• _WHAT YOU WILL DO_:
In the records below, work out how many lines hold the word "Gorczyński". Report the number alone.

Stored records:

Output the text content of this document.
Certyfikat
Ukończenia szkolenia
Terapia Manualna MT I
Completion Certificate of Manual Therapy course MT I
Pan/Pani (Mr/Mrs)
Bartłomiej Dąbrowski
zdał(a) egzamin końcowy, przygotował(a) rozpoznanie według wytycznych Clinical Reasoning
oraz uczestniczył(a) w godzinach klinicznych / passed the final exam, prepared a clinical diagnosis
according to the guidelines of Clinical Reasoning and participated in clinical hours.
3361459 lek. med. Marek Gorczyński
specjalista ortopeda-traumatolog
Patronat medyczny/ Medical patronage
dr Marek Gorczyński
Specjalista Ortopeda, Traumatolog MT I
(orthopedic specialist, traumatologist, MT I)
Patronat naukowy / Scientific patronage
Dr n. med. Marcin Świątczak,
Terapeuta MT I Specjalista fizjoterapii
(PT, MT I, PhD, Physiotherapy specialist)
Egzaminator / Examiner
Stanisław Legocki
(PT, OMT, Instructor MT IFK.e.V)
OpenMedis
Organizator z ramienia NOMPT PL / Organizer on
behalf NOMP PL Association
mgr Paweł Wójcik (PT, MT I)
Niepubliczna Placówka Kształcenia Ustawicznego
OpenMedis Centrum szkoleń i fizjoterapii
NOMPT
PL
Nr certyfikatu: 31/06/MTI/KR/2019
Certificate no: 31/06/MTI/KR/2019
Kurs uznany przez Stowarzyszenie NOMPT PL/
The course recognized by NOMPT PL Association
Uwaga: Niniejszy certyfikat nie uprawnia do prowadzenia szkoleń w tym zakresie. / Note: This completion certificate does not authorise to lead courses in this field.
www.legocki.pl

• _FINAL RESULT_:
2